---------- Input

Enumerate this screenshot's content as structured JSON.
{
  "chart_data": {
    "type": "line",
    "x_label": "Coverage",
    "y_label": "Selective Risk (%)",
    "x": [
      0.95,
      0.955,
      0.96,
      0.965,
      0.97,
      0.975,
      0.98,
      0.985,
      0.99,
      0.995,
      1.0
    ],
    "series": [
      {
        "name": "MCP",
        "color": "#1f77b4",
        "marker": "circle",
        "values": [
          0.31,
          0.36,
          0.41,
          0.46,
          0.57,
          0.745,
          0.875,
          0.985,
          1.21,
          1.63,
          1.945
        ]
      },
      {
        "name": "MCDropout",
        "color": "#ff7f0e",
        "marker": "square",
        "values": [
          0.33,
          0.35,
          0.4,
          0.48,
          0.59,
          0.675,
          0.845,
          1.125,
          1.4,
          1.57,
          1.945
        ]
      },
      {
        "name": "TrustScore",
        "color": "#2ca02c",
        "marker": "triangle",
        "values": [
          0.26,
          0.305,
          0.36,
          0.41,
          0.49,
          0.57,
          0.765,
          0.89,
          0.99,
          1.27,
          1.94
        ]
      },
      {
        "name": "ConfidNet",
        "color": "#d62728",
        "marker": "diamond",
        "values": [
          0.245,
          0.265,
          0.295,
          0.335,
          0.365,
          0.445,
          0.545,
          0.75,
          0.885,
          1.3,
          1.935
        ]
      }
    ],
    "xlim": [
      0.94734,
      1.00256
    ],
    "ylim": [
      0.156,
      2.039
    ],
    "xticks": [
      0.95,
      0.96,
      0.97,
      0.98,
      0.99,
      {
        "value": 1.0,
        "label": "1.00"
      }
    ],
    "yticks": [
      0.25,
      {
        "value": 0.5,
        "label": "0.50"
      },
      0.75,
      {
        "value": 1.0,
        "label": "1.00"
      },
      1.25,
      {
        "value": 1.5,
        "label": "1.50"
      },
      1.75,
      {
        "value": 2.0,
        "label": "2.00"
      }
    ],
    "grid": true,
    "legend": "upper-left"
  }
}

--------------------

[What the task requires]
Restate each entry exactly, skipping none.

[Right answer]
Enumerate this screenshot's content as structured JSON.
{
  "chart_data": {
    "type": "line",
    "x_label": "Coverage",
    "y_label": "Selective Risk (%)",
    "x": [
      0.95,
      0.955,
      0.96,
      0.965,
      0.97,
      0.975,
      0.98,
      0.985,
      0.99,
      0.995,
      1.0
    ],
    "series": [
      {
        "name": "MCP",
        "color": "#1f77b4",
        "marker": "circle",
        "values": [
          0.31,
          0.36,
          0.41,
          0.46,
          0.57,
          0.745,
          0.875,
          0.985,
          1.21,
          1.63,
          1.945
        ]
      },
      {
        "name": "MCDropout",
        "color": "#ff7f0e",
        "marker": "square",
        "values": [
          0.33,
          0.35,
          0.4,
          0.48,
          0.59,
          0.675,
          0.845,
          1.125,
          1.4,
          1.57,
          1.945
        ]
      },
      {
        "name": "TrustScore",
        "color": "#2ca02c",
        "marker": "triangle",
        "values": [
          0.26,
          0.305,
          0.36,
          0.41,
          0.49,
          0.57,
          0.765,
          0.89,
          0.99,
          1.27,
          1.94
        ]
      },
      {
        "name": "ConfidNet",
        "color": "#d62728",
        "marker": "diamond",
        "values": [
          0.245,
          0.265,
          0.295,
          0.335,
          0.365,
          0.445,
          0.545,
          0.75,
          0.885,
          1.3,
          1.935
        ]
      }
    ],
    "xlim": [
      0.94734,
      1.00256
    ],
    "ylim": [
      0.156,
      2.039
    ],
    "xticks": [
      0.95,
      0.96,
      0.97,
      0.98,
      0.99,
      {
        "value": 1.0,
        "label": "1.00"
      }
    ],
    "yticks": [
      0.25,
      {
        "value": 0.5,
        "label": "0.50"
      },
      0.75,
      {
        "value": 1.0,
        "label": "1.00"
      },
      1.25,
      {
        "value": 1.5,
        "label": "1.50"
      },
      1.75,
      {
        "value": 2.0,
        "label": "2.00"
      }
    ],
    "grid": true,
    "legend": "upper-left"
  }
}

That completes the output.